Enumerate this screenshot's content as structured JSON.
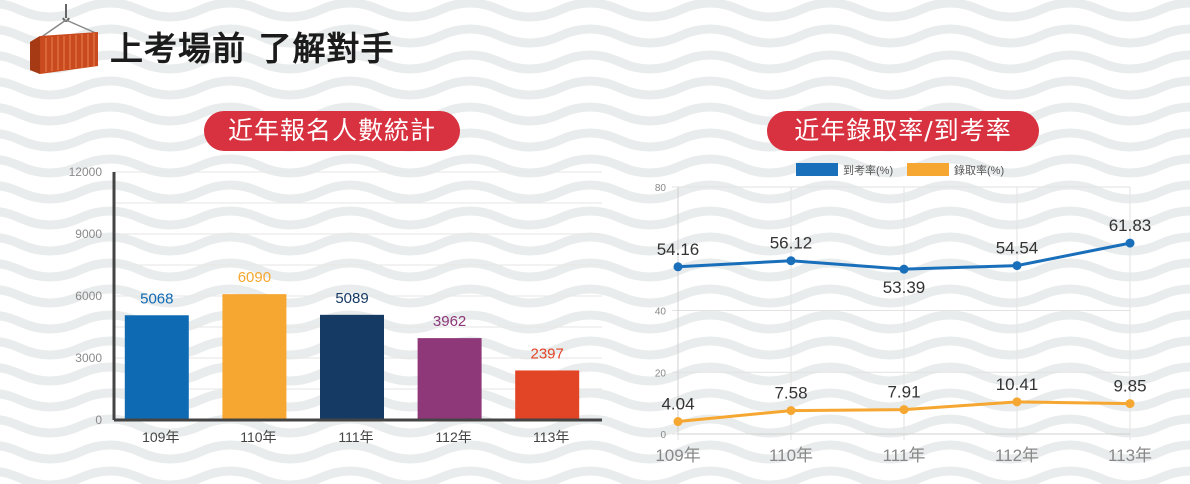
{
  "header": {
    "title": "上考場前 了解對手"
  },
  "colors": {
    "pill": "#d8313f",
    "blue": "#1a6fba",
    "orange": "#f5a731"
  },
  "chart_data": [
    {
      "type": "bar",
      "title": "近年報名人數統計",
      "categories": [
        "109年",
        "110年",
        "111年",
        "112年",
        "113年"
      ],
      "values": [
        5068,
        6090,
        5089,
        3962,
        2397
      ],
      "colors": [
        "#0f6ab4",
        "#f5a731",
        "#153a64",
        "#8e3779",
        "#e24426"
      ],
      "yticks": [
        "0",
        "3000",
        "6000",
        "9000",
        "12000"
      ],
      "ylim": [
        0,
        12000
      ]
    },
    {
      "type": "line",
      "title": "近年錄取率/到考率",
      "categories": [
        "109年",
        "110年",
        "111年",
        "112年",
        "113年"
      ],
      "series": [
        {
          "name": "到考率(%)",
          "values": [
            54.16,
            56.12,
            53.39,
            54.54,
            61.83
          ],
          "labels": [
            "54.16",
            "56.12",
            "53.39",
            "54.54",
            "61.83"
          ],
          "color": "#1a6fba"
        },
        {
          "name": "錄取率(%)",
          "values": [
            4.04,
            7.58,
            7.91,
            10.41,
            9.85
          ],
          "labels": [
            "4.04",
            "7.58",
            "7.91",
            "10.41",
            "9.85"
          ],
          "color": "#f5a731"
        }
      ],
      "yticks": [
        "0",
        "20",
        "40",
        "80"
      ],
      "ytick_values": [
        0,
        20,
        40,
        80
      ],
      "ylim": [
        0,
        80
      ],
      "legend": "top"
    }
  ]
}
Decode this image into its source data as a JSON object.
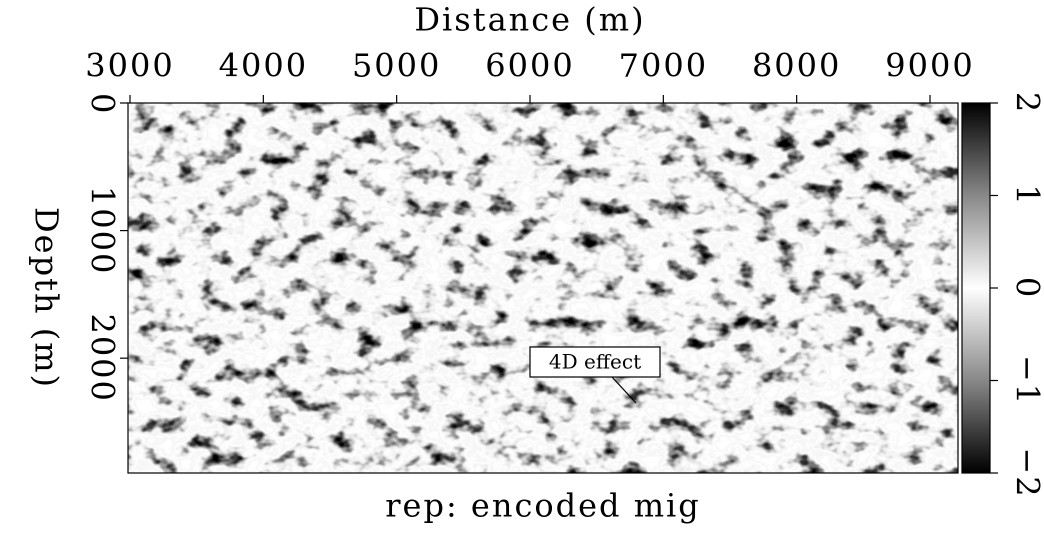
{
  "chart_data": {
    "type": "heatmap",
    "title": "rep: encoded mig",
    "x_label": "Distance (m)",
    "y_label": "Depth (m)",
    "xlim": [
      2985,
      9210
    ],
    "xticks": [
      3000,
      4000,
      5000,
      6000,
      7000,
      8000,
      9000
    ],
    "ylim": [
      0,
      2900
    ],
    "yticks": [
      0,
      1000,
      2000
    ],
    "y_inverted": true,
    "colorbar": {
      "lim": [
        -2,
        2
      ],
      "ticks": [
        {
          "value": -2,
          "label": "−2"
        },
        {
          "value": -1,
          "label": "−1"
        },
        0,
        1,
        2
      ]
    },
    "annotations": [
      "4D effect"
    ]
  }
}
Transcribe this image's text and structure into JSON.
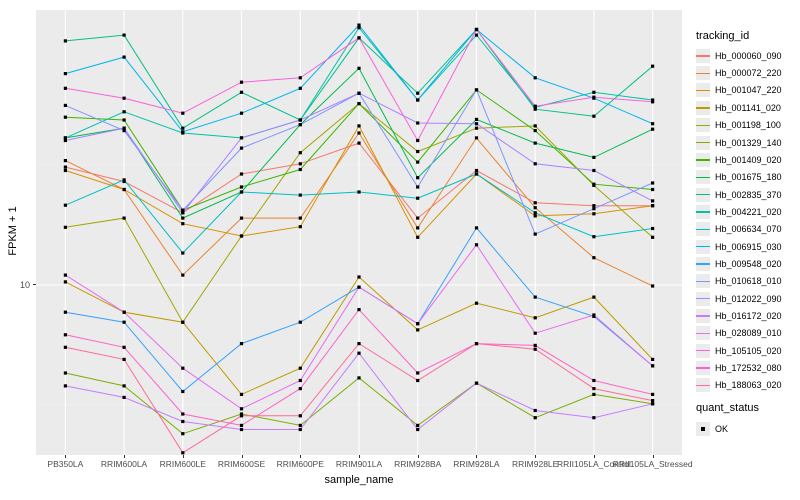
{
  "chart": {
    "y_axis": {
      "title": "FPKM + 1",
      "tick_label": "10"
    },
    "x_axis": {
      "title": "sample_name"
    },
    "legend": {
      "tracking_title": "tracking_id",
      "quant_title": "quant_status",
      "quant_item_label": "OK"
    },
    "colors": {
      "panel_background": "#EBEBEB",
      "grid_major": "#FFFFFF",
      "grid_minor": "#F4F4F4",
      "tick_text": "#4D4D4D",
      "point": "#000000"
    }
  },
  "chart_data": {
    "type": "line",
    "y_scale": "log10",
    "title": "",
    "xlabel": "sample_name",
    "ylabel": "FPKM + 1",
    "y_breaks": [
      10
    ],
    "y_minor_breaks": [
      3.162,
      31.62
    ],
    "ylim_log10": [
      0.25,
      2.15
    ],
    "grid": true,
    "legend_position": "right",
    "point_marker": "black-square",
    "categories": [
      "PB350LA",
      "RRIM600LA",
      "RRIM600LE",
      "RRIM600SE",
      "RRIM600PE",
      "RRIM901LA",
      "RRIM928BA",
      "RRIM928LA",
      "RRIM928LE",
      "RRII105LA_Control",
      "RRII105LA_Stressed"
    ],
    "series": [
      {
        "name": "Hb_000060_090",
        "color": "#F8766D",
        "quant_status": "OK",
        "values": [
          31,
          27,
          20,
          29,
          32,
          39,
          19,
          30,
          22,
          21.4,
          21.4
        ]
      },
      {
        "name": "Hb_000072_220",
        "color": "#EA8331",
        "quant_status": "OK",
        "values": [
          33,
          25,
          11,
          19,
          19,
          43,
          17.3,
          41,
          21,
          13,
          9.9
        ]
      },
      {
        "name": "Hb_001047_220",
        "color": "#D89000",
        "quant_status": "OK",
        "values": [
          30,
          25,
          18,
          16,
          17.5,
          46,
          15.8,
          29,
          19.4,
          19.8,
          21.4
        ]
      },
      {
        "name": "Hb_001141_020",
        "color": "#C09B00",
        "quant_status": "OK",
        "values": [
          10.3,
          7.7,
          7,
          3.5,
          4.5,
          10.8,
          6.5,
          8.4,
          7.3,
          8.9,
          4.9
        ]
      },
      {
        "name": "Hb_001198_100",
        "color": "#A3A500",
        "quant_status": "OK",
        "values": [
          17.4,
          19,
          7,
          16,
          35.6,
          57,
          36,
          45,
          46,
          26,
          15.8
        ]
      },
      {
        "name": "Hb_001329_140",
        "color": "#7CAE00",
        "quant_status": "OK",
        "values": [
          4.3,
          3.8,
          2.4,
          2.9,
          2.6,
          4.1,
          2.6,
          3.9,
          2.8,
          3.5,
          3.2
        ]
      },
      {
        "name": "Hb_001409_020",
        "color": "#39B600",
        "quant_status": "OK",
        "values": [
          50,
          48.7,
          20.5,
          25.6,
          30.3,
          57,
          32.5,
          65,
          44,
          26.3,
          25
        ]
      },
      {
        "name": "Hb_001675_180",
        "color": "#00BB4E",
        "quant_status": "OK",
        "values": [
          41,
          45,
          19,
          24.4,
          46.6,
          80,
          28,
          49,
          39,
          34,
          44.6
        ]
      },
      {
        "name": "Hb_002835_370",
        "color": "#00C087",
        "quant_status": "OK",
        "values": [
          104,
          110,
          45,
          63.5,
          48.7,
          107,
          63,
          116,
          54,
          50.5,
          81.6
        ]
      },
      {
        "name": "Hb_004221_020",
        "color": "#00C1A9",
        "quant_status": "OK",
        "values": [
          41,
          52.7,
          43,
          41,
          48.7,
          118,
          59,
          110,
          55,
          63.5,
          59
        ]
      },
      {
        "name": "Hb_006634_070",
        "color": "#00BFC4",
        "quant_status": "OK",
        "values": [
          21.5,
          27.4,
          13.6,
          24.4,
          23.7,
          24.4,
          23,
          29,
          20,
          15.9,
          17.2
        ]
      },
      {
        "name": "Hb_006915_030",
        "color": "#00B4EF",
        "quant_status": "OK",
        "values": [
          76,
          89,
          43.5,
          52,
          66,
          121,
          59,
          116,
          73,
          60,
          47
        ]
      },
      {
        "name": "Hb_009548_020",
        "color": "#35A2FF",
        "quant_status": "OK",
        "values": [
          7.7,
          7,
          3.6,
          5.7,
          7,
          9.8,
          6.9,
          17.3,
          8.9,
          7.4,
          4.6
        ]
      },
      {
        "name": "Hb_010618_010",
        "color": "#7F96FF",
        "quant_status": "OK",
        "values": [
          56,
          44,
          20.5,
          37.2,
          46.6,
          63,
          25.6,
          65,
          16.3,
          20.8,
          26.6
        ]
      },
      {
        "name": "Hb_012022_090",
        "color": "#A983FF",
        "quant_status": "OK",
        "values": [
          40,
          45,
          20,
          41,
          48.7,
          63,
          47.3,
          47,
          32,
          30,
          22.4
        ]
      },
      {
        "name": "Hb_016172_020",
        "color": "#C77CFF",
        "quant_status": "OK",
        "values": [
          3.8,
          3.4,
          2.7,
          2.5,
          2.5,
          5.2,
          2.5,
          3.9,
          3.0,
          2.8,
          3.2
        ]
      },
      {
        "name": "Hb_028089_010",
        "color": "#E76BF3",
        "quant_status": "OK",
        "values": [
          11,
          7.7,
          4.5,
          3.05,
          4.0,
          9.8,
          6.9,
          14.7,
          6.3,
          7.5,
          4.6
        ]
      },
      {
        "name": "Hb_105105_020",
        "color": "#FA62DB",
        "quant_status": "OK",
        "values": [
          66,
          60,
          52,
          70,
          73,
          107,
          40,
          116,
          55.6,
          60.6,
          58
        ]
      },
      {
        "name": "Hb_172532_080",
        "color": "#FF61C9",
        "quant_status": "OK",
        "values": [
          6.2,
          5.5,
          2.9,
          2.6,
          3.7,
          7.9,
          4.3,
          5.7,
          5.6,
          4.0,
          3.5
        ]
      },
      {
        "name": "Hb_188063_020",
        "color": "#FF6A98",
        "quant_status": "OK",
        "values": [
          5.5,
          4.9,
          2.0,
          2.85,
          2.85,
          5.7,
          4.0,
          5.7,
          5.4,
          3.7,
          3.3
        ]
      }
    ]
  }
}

• _STATED PROBLEM_
Looking at the material above, count the lines containing the string "JSON" and reply with the count alone.

• _WORKED SOLUTION_
3